TO DO
Gather up every line from the entries below that uses the word "Bias".

--- DATASET ---

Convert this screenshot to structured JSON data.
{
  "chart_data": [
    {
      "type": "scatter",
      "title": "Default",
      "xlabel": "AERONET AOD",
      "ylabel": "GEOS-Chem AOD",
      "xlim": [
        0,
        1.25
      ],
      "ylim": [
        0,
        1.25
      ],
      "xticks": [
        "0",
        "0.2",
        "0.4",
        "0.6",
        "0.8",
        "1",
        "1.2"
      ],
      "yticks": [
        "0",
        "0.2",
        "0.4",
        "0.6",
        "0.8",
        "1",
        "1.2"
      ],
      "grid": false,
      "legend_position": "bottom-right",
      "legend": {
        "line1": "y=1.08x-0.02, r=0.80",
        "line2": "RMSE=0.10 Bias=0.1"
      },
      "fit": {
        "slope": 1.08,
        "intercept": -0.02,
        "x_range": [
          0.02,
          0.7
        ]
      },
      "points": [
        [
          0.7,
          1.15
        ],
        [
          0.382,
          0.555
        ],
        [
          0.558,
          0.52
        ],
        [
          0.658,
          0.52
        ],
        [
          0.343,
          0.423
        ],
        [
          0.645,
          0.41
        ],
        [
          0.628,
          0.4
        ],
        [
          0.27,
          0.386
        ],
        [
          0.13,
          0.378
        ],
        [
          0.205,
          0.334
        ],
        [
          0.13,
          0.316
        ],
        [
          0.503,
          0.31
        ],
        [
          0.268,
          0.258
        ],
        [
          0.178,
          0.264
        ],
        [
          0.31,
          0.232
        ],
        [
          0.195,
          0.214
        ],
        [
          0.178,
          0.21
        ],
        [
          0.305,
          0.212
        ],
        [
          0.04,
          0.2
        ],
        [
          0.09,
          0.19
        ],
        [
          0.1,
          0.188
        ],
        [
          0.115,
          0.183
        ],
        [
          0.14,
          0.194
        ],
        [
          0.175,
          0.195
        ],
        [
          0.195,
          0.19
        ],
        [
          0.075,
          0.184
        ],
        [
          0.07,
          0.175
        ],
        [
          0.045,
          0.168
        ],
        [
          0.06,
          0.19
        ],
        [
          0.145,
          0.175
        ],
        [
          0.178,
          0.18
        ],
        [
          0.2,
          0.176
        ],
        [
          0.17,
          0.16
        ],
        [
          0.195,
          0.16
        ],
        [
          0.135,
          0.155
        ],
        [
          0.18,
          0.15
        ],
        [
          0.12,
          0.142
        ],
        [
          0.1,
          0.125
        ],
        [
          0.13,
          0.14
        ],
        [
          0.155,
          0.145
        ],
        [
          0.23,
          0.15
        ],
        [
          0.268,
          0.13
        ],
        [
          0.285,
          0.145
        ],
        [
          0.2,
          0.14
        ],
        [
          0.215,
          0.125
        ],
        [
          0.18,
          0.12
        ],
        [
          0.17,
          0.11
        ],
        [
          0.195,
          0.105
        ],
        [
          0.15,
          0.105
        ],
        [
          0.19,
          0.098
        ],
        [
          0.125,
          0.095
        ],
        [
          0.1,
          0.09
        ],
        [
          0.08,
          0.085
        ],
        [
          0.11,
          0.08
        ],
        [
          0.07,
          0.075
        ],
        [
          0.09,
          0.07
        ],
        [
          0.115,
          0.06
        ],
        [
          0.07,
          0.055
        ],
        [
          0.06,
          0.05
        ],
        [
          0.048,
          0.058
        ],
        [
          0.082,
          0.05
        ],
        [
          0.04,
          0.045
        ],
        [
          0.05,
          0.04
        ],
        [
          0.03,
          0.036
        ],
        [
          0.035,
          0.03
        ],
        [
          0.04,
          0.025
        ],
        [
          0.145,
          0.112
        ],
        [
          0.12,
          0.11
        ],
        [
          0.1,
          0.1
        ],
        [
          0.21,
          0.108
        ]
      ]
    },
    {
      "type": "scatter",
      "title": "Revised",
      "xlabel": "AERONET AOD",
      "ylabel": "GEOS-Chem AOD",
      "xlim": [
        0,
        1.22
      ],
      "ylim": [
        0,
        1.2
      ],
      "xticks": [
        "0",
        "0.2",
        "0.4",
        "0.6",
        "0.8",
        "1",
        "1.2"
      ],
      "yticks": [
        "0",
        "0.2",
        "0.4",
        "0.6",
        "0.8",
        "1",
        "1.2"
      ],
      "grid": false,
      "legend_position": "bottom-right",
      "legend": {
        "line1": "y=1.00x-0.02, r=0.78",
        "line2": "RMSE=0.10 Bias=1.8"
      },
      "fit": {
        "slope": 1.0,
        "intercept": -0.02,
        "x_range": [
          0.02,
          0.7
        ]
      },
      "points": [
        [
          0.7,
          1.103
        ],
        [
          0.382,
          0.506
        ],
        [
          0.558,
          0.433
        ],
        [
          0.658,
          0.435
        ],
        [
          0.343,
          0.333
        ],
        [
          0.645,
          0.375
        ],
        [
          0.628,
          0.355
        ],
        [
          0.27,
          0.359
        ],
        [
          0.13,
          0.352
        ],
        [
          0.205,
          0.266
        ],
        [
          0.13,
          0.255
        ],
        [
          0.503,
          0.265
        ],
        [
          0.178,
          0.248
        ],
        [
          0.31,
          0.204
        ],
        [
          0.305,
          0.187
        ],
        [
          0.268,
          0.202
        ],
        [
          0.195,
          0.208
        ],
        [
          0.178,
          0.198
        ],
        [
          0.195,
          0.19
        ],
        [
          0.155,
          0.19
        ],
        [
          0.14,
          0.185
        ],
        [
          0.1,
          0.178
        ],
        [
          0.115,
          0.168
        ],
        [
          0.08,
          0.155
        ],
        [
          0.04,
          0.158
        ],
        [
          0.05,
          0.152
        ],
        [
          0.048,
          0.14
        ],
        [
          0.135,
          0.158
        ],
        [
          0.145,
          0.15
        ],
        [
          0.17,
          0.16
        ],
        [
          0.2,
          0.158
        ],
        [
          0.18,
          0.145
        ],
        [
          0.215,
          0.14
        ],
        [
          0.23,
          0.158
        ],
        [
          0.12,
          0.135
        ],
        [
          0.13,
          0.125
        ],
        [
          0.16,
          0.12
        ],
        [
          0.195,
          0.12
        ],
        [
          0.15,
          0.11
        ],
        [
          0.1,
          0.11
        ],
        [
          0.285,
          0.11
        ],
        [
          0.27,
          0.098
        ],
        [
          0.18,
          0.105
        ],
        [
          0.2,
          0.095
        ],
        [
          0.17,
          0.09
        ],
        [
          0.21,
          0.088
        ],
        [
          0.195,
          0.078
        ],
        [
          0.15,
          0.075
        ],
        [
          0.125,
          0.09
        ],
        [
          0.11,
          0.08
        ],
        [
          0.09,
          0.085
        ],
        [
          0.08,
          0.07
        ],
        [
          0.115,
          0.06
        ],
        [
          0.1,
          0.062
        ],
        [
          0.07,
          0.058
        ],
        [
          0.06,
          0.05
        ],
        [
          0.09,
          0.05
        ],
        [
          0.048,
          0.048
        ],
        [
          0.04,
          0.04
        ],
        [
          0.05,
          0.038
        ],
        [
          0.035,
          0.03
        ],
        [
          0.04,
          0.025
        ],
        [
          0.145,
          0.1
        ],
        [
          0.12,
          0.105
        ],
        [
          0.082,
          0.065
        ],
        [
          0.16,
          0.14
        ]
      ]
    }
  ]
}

---

SOLUTION TO THE EXERCISE
        "line2": "RMSE=0.10 Bias=0.1"
        "line2": "RMSE=0.10 Bias=1.8"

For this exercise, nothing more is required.